#### [Using the information]
(A) Reproduce the forum thread about autism and pregnancy, everything from "Haworthia · 08/09/2020 10:10" down to "It’s genetic.".
(B) Resume the forum thread about autism risk and pregnancy from the point where it stops.

Haworthia · 08/09/2020 10:10

My son is autistic. My daughter, I am certain, is too (not diagnosed). I’m pretty sure I’m autistic. My husband has a lot of traits. His father definitely is (undiagnosed).

It’s genetic.

Undiagnosed autistics find each other and marry each other and have autistic children.

Gancanny · 08/09/2020 10:13

You need to speak to your MW as it sounds like you have antenatal depression or antenatal anxiety, both of which are quite common and are no reflection in your love for the baby or your ability as a parent. There is help out there but you have to ask for it Flowers

I mean this very kindly but autism is out of your hands. I can't guarantee you won't have an autistic child or what degree that child will be affected by it, but statistically you're more likely to have a neurotypical child. If you did have an autistic child, you would cope. I have two autistic children and people say things like "I don't know how you manage" or "I don't how you do it". I manage because there isn't an option to not manage, I do it because they're my children and I love them, exactly the same as my neurotypical children. Absolutely no one has the child they imagined they would have when they were pregnant.

omgitcantbetrue · 08/09/2020 10:16

Deragod Exactly. I wish I’d thought about and considered the fact that men have a reproductive span that is compromised with age. The scan coming back clear gives me no comfort. So many things don’t show on the scan. I do think I need some sort of help to come to terms with the what ifs that just will not stop running wild in my mind.
I’m very grateful to you all for responding.

OP posts:
Potterpotterpotter · 08/09/2020 10:28

@Haworthia

Not all autism is genetic. Genetics play a part in some cases but not all cases of autism.

I’m not autistic, my partners not and nor is a single member of my family or my partners family.

My son is severely autistic. My daughter is NT.

I was 23 and my partner was 26 when we had our son OP, so it wasn’t age related. Flowers

ittakes2 · 08/09/2020 10:36

In the kindest way your hubby is right - nutrition and being relaxed during pregnancy is probably the best things you can do to help have a healthy baby. I know lots of men who had healthy babies in their 70s - I really don’t think you need to worry. It’s the age of the maternal egg which is more of an issue.

Haworthia · 08/09/2020 12:15

@Potterpotterpotter I knew someone would pull me up for generalising Smile Of course, not all autistic children have a family history of autism. But a LOT do.

Comtesse · 08/09/2020 12:19

Sounds like anxiety OP. It’s fine to think about the risks but not when it’s overwhelming you like this. Talk to MW and GP - don’t gloss over it, really tell them how you feel.

#### [Provided information]
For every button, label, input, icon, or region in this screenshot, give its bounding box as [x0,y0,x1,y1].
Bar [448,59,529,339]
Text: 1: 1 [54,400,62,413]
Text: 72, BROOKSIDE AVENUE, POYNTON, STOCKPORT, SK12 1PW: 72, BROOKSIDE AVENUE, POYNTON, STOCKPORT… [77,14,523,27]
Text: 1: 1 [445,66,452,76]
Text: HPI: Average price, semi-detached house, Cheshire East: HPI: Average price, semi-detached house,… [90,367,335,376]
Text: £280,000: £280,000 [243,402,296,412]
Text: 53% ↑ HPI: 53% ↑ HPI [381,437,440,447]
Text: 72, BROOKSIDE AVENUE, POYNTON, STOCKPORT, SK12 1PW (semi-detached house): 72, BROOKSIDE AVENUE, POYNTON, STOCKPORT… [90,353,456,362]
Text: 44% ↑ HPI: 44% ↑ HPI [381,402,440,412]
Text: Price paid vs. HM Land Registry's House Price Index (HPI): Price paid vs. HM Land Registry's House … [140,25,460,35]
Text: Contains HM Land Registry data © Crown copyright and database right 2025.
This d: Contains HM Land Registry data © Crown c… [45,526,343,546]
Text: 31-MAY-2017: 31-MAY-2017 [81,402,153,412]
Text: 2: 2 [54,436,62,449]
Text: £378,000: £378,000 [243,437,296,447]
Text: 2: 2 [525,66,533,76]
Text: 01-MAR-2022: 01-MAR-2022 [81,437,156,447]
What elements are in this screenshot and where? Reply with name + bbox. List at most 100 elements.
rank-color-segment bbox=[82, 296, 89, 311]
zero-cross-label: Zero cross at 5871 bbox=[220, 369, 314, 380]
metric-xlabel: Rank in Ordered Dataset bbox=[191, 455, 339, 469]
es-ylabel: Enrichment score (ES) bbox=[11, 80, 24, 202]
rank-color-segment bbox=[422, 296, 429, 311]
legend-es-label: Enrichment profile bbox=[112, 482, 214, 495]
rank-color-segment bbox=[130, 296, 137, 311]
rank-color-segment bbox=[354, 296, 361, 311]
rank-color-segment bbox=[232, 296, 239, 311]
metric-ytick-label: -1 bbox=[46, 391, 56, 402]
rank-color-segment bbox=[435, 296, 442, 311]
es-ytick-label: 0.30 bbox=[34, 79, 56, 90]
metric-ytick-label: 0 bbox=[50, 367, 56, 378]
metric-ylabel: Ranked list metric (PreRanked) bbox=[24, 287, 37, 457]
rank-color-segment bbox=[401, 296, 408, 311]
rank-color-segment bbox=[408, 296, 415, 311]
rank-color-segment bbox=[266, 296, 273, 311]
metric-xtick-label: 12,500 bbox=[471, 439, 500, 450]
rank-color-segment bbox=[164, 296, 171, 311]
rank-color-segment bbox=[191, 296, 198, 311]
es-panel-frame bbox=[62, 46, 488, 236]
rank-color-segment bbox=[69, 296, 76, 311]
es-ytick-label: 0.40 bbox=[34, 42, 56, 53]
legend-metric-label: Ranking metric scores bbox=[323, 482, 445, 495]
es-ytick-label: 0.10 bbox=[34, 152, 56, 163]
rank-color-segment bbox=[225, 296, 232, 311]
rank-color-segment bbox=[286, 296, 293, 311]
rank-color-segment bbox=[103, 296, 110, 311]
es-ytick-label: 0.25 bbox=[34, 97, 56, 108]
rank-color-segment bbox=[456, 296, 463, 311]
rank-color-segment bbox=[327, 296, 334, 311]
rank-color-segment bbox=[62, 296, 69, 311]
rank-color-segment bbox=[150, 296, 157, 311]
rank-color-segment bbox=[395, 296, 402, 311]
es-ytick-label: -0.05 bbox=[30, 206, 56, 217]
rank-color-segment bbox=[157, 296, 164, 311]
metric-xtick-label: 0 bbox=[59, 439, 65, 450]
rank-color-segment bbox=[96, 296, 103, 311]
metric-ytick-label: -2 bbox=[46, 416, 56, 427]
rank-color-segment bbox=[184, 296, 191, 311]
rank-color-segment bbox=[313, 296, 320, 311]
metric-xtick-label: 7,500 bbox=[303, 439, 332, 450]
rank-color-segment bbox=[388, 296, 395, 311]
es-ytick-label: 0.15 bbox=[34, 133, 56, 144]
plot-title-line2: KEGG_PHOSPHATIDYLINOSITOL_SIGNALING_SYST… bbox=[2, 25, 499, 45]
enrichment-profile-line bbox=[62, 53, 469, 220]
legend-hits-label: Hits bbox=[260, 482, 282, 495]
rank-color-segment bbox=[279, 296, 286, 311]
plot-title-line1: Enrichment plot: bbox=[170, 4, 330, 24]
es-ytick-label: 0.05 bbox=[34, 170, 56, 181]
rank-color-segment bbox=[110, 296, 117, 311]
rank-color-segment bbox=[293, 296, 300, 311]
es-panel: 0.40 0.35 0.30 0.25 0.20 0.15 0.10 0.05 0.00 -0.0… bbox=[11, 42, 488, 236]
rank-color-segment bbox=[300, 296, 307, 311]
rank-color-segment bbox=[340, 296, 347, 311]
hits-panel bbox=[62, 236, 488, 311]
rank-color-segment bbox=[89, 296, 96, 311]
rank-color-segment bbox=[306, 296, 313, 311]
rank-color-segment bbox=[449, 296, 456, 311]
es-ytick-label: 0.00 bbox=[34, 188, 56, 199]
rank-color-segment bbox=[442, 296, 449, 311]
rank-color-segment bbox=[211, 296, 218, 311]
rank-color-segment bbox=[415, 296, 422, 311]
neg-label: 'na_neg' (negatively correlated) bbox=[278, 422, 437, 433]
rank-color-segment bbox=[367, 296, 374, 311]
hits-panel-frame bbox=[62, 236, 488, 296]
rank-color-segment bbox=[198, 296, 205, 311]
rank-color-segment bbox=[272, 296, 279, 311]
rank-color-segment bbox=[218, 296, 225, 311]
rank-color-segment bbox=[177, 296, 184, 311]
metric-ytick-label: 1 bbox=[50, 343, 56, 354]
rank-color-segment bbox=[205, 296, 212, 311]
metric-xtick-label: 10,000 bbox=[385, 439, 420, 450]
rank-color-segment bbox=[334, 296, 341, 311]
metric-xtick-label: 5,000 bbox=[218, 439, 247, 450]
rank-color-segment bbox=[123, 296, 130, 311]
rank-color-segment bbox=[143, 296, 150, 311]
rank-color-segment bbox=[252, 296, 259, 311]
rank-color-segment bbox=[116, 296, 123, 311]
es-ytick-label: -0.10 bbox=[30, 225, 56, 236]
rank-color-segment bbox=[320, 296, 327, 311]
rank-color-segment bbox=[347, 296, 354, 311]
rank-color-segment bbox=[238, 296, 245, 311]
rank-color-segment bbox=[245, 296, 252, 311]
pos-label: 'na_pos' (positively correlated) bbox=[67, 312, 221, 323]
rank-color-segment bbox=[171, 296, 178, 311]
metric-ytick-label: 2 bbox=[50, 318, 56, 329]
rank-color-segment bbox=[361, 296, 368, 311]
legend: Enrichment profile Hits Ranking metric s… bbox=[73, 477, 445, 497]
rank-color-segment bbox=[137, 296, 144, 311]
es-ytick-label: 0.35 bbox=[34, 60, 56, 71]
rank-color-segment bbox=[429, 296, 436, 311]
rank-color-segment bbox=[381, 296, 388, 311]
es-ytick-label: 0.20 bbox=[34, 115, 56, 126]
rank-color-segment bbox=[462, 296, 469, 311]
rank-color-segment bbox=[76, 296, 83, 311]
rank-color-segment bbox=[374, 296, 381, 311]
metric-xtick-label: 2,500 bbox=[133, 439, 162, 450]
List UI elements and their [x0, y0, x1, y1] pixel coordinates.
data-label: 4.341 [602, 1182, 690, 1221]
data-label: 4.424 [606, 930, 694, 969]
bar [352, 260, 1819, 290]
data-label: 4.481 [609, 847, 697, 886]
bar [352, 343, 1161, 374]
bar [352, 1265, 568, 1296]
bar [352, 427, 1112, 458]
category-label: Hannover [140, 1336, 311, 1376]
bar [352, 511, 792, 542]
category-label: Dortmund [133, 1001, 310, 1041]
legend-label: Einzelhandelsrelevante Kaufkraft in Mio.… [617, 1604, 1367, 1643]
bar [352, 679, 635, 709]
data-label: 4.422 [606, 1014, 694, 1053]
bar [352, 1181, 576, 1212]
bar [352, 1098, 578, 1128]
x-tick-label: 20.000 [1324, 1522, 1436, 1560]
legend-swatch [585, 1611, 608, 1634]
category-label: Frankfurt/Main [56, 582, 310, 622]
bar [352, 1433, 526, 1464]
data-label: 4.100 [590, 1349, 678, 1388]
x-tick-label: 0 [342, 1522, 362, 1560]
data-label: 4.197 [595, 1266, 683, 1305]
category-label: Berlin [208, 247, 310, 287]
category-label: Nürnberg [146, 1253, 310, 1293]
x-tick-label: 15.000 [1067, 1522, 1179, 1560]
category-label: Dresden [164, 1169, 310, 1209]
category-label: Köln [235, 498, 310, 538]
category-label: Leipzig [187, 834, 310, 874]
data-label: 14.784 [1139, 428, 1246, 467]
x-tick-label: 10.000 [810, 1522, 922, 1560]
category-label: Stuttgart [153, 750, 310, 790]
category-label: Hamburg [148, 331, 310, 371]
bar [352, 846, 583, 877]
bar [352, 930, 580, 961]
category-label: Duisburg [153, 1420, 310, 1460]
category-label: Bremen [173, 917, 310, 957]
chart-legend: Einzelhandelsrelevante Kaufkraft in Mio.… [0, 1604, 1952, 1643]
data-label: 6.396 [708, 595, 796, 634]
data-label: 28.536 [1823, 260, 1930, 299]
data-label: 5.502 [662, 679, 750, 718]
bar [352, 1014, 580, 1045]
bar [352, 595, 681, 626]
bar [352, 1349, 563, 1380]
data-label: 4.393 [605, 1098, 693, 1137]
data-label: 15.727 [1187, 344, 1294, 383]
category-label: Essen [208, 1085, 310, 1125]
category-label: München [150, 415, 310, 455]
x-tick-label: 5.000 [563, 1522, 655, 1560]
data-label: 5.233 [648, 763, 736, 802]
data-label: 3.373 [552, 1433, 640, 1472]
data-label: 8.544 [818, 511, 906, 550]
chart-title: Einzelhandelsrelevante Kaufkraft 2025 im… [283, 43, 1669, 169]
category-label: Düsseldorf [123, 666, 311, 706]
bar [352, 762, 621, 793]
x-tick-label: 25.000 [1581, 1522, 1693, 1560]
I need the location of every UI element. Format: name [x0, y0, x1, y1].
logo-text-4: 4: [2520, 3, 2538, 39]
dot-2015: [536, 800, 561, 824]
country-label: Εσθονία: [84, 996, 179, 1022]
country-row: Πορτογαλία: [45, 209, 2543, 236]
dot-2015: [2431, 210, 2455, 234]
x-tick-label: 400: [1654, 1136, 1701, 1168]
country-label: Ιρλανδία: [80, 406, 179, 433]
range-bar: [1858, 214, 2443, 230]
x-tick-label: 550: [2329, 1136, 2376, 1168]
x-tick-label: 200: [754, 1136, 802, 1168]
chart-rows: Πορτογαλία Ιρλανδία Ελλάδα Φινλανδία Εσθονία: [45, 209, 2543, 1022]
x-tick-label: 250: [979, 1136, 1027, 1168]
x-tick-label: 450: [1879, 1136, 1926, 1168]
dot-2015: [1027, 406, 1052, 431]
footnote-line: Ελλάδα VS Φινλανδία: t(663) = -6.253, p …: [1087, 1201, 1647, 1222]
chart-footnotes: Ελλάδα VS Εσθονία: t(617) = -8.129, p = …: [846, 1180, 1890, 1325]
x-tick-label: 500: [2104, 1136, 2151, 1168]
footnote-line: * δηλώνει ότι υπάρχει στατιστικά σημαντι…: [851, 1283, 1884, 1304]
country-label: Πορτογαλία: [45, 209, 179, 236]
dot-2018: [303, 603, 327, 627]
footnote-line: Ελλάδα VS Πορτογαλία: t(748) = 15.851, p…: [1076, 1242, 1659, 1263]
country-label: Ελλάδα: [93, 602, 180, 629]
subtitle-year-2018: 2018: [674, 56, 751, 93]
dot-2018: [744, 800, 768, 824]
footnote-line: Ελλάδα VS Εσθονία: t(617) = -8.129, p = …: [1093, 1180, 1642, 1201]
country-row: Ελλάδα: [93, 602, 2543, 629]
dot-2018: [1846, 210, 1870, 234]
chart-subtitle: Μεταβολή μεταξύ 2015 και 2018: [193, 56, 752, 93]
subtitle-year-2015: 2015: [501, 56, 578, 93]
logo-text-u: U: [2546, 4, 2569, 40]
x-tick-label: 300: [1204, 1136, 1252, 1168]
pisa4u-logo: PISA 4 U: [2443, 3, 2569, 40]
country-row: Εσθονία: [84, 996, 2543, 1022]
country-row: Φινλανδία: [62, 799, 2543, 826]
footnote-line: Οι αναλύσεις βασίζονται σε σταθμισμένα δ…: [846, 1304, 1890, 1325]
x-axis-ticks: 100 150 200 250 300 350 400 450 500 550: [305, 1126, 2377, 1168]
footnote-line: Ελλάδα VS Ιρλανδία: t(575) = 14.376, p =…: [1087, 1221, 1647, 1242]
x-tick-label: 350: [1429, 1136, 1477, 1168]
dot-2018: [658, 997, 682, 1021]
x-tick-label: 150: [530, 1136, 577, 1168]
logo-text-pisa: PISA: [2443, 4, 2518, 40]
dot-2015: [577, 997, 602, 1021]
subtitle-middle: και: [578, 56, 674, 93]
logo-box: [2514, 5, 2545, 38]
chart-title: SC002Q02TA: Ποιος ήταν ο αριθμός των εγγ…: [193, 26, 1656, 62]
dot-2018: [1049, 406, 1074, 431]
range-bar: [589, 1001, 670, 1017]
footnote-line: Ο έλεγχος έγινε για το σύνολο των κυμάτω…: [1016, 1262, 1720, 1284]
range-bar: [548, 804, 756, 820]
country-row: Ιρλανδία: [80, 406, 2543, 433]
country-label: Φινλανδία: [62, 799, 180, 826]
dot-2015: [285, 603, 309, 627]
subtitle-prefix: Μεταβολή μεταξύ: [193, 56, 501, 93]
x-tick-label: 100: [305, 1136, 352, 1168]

#### [Numbered responses]
(A)
Haworthia · 08/09/2020 10:10

My son is autistic. My daughter, I am certain, is too (not diagnosed). I’m pretty sure I’m autistic. My husband has a lot of traits. His father definitely is (undiagnosed).

It’s genetic.

(B)
RightYesButNo · 08/09/2020 12:41

You say that you’re fixated on autism but anywhere from 50 to 95 percent of the likelihood is determined by genetics. The fact your existing children don’t have autism is maybe the biggest predictor that your new child will not have it. If you’ve Googled obsessively, then you must also know that stress during pregnancy can play a part in autism development (end of second trimester, beginning of third trimester), so PLEASE talk to your consultant or midwife right now. Tell them you are crying constantly and cannot enjoy your pregnancy at all due to health anxiety. You may need urgent CBT or even need to take a medication that is safe during pregnancy to stop this overwhelming anxiety, but you cannot keep living like this. You say you’re not resilient but part of being resilient is asking for help.

omgitcantbetrue · 08/09/2020 18:57

Thanks all x

OP posts:
BernadetteRostankowskiWolowitz · 08/09/2020 19:07

Talking to a professional about your anxiety will really help.

And, OP, remember, there is a choice to continue a pregnancy or not.

Redannie118 · 08/09/2020 19:08

I was 25 and my DH 27 when we had DS who was autistic. Age is irrelevant. Why are you so obsessed with Autism in general? You talk about it as if your family would be doomed to a fate worse than death if your child was autistic.Do you think the second an autistic child is born it is automatically some kind of monster who makes everyones life an utter misery? Where has this thought process come from? And to be kind OP if you are so certain about this why did you become pregnant at all?

omgitcantbetrue · 08/09/2020 20:07

I’m 7 months gone. So that’s not an option.